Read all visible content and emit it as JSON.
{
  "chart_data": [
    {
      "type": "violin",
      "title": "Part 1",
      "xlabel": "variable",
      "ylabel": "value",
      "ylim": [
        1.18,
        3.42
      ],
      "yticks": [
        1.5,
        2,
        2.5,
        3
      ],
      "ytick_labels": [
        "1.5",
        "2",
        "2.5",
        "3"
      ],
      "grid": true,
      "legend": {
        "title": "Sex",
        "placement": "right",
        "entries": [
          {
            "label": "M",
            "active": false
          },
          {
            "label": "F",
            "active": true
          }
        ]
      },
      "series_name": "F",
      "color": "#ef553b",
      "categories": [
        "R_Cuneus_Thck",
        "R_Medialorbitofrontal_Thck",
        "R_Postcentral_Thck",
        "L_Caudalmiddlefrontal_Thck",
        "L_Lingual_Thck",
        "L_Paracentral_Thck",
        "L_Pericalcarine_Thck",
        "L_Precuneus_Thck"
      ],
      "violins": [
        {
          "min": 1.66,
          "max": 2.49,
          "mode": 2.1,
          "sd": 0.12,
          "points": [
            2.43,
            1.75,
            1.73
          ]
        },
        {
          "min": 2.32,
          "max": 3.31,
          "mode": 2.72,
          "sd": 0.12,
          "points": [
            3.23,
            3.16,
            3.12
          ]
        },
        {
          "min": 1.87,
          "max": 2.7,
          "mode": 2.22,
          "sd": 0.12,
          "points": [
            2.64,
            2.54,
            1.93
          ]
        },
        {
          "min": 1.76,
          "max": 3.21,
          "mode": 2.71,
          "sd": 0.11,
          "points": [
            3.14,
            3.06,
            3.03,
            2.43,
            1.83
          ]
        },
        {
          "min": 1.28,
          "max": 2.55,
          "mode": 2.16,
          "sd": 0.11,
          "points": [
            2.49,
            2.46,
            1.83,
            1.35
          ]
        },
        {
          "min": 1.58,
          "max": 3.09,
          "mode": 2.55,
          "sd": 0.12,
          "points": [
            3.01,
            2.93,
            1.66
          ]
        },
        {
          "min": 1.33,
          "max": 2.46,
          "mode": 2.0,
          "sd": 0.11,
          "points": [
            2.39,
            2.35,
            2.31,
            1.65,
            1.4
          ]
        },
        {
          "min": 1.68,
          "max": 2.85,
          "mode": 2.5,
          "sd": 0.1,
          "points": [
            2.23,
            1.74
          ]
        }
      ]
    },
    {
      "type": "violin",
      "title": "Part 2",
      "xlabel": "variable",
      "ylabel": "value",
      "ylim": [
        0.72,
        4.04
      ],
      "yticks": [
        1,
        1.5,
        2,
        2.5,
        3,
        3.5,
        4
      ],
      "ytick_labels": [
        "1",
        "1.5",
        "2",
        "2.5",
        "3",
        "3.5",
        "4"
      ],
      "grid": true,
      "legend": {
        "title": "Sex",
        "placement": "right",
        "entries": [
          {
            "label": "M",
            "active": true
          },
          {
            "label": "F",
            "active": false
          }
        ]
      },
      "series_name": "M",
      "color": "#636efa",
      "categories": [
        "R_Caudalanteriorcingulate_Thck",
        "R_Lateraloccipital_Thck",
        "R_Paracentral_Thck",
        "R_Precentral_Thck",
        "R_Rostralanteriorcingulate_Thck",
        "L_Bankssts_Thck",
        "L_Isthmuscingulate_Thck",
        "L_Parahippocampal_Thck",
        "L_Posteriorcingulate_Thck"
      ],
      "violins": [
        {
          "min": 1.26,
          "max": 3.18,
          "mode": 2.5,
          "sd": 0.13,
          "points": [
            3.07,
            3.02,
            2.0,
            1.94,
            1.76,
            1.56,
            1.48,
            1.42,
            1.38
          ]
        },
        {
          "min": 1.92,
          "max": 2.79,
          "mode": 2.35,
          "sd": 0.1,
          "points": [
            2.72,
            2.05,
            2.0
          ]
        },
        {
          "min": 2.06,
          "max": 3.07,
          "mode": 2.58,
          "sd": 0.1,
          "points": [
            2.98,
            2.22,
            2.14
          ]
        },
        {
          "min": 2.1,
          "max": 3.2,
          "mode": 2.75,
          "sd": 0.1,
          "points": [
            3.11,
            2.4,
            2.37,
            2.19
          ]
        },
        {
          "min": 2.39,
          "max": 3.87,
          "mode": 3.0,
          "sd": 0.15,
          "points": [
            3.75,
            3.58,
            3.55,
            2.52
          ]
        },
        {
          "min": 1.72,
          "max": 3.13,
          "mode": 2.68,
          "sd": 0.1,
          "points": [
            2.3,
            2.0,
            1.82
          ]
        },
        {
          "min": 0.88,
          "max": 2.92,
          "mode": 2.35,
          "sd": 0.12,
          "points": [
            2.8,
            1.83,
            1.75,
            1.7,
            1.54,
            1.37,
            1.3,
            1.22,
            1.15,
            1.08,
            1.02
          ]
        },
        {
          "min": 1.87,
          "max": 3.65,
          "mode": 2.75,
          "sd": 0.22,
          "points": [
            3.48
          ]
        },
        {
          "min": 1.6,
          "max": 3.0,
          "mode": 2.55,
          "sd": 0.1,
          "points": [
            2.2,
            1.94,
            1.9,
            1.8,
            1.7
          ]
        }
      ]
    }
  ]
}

# # # # #

■ STATED PROBLEM: All of the data above should be transcribed exactly.

■ PROBLEM SOLUTION:
Read all visible content and emit it as JSON.
{
  "chart_data": [
    {
      "type": "violin",
      "title": "Part 1",
      "xlabel": "variable",
      "ylabel": "value",
      "ylim": [
        1.18,
        3.42
      ],
      "yticks": [
        1.5,
        2,
        2.5,
        3
      ],
      "ytick_labels": [
        "1.5",
        "2",
        "2.5",
        "3"
      ],
      "grid": true,
      "legend": {
        "title": "Sex",
        "placement": "right",
        "entries": [
          {
            "label": "M",
            "active": false
          },
          {
            "label": "F",
            "active": true
          }
        ]
      },
      "series_name": "F",
      "color": "#ef553b",
      "categories": [
        "R_Cuneus_Thck",
        "R_Medialorbitofrontal_Thck",
        "R_Postcentral_Thck",
        "L_Caudalmiddlefrontal_Thck",
        "L_Lingual_Thck",
        "L_Paracentral_Thck",
        "L_Pericalcarine_Thck",
        "L_Precuneus_Thck"
      ],
      "violins": [
        {
          "min": 1.66,
          "max": 2.49,
          "mode": 2.1,
          "sd": 0.12,
          "points": [
            2.43,
            1.75,
            1.73
          ]
        },
        {
          "min": 2.32,
          "max": 3.31,
          "mode": 2.72,
          "sd": 0.12,
          "points": [
            3.23,
            3.16,
            3.12
          ]
        },
        {
          "min": 1.87,
          "max": 2.7,
          "mode": 2.22,
          "sd": 0.12,
          "points": [
            2.64,
            2.54,
            1.93
          ]
        },
        {
          "min": 1.76,
          "max": 3.21,
          "mode": 2.71,
          "sd": 0.11,
          "points": [
            3.14,
            3.06,
            3.03,
            2.43,
            1.83
          ]
        },
        {
          "min": 1.28,
          "max": 2.55,
          "mode": 2.16,
          "sd": 0.11,
          "points": [
            2.49,
            2.46,
            1.83,
            1.35
          ]
        },
        {
          "min": 1.58,
          "max": 3.09,
          "mode": 2.55,
          "sd": 0.12,
          "points": [
            3.01,
            2.93,
            1.66
          ]
        },
        {
          "min": 1.33,
          "max": 2.46,
          "mode": 2.0,
          "sd": 0.11,
          "points": [
            2.39,
            2.35,
            2.31,
            1.65,
            1.4
          ]
        },
        {
          "min": 1.68,
          "max": 2.85,
          "mode": 2.5,
          "sd": 0.1,
          "points": [
            2.23,
            1.74
          ]
        }
      ]
    },
    {
      "type": "violin",
      "title": "Part 2",
      "xlabel": "variable",
      "ylabel": "value",
      "ylim": [
        0.72,
        4.04
      ],
      "yticks": [
        1,
        1.5,
        2,
        2.5,
        3,
        3.5,
        4
      ],
      "ytick_labels": [
        "1",
        "1.5",
        "2",
        "2.5",
        "3",
        "3.5",
        "4"
      ],
      "grid": true,
      "legend": {
        "title": "Sex",
        "placement": "right",
        "entries": [
          {
            "label": "M",
            "active": true
          },
          {
            "label": "F",
            "active": false
          }
        ]
      },
      "series_name": "M",
      "color": "#636efa",
      "categories": [
        "R_Caudalanteriorcingulate_Thck",
        "R_Lateraloccipital_Thck",
        "R_Paracentral_Thck",
        "R_Precentral_Thck",
        "R_Rostralanteriorcingulate_Thck",
        "L_Bankssts_Thck",
        "L_Isthmuscingulate_Thck",
        "L_Parahippocampal_Thck",
        "L_Posteriorcingulate_Thck"
      ],
      "violins": [
        {
          "min": 1.26,
          "max": 3.18,
          "mode": 2.5,
          "sd": 0.13,
          "points": [
            3.07,
            3.02,
            2.0,
            1.94,
            1.76,
            1.56,
            1.48,
            1.42,
            1.38
          ]
        },
        {
          "min": 1.92,
          "max": 2.79,
          "mode": 2.35,
          "sd": 0.1,
          "points": [
            2.72,
            2.05,
            2.0
          ]
        },
        {
          "min": 2.06,
          "max": 3.07,
          "mode": 2.58,
          "sd": 0.1,
          "points": [
            2.98,
            2.22,
            2.14
          ]
        },
        {
          "min": 2.1,
          "max": 3.2,
          "mode": 2.75,
          "sd": 0.1,
          "points": [
            3.11,
            2.4,
            2.37,
            2.19
          ]
        },
        {
          "min": 2.39,
          "max": 3.87,
          "mode": 3.0,
          "sd": 0.15,
          "points": [
            3.75,
            3.58,
            3.55,
            2.52
          ]
        },
        {
          "min": 1.72,
          "max": 3.13,
          "mode": 2.68,
          "sd": 0.1,
          "points": [
            2.3,
            2.0,
            1.82
          ]
        },
        {
          "min": 0.88,
          "max": 2.92,
          "mode": 2.35,
          "sd": 0.12,
          "points": [
            2.8,
            1.83,
            1.75,
            1.7,
            1.54,
            1.37,
            1.3,
            1.22,
            1.15,
            1.08,
            1.02
          ]
        },
        {
          "min": 1.87,
          "max": 3.65,
          "mode": 2.75,
          "sd": 0.22,
          "points": [
            3.48
          ]
        },
        {
          "min": 1.6,
          "max": 3.0,
          "mode": 2.55,
          "sd": 0.1,
          "points": [
            2.2,
            1.94,
            1.9,
            1.8,
            1.7
          ]
        }
      ]
    }
  ]
}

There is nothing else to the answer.